• [Exercise instructions]
Collect every line below that contains the word "warehouse".
□ □ □
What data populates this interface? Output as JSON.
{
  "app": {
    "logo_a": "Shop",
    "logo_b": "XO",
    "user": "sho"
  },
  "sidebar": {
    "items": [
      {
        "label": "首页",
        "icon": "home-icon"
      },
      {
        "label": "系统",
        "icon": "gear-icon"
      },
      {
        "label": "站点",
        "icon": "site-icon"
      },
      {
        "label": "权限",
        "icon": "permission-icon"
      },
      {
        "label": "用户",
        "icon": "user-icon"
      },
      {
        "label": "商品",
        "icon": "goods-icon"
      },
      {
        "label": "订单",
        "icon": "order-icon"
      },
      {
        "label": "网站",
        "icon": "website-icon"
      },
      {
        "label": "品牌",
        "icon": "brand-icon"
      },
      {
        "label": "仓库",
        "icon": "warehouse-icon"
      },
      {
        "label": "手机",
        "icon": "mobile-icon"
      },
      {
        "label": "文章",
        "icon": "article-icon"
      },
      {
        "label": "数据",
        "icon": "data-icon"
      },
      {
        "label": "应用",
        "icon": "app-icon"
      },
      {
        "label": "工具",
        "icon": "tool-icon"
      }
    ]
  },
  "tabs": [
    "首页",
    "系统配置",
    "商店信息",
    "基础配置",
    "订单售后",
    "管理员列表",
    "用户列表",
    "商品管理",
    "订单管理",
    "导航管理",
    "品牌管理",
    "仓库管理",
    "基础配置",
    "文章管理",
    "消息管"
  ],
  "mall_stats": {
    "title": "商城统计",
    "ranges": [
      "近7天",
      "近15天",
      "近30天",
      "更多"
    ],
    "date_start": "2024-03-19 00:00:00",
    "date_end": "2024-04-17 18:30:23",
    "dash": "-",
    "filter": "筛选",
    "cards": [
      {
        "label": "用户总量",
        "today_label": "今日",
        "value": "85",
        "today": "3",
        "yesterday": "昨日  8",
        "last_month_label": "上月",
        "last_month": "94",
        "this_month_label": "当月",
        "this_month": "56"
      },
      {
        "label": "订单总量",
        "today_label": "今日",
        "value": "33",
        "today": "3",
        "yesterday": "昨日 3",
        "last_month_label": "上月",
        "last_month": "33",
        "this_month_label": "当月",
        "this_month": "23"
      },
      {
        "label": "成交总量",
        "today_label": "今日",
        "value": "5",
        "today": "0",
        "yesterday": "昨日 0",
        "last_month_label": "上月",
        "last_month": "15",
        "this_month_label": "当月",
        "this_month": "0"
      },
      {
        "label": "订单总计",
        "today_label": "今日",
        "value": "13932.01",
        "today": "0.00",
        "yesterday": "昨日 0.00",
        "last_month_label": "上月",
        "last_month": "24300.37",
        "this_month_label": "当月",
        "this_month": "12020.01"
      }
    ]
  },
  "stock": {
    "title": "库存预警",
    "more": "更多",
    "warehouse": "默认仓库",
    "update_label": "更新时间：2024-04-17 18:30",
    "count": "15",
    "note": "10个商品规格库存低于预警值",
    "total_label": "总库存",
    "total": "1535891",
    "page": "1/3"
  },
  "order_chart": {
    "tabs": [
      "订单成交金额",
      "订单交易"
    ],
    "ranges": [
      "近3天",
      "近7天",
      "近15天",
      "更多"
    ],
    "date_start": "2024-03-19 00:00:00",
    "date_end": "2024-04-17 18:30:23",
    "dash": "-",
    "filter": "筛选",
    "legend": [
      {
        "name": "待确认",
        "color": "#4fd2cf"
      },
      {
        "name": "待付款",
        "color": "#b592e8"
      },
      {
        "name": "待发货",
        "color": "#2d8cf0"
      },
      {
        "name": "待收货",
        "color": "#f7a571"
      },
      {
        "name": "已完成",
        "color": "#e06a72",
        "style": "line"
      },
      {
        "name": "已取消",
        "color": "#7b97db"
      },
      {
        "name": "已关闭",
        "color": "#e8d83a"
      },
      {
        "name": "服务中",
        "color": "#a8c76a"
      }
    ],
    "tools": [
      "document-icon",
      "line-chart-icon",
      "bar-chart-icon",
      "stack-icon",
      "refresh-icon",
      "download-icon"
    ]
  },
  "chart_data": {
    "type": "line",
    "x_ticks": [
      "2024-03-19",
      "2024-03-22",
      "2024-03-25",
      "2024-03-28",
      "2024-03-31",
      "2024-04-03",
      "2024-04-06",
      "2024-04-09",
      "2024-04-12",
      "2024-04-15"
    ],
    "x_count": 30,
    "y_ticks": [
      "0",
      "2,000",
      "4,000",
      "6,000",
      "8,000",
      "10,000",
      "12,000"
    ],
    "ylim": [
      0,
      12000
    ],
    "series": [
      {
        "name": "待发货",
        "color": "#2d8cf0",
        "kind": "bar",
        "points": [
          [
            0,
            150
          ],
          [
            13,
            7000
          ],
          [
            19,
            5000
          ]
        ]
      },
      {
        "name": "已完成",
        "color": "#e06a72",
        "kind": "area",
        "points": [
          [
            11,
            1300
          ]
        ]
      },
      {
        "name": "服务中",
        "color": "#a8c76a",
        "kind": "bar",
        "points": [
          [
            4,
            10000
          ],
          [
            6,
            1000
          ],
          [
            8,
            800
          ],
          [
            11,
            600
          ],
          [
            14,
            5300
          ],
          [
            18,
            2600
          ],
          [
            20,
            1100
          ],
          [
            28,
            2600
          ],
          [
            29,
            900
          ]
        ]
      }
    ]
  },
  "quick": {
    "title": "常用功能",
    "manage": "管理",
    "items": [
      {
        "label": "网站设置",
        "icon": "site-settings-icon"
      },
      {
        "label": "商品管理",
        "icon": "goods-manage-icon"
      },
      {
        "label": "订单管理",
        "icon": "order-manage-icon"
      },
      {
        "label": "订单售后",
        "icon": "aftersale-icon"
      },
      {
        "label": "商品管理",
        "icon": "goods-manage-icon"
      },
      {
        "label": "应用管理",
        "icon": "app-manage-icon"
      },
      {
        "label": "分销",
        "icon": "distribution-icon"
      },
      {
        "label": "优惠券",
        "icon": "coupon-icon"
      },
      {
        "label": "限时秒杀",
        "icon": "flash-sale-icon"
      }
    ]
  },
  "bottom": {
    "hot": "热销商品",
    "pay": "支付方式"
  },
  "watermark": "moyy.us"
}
□ □ □
• [Solution]
        "icon": "warehouse-icon"
    "warehouse": "默认仓库",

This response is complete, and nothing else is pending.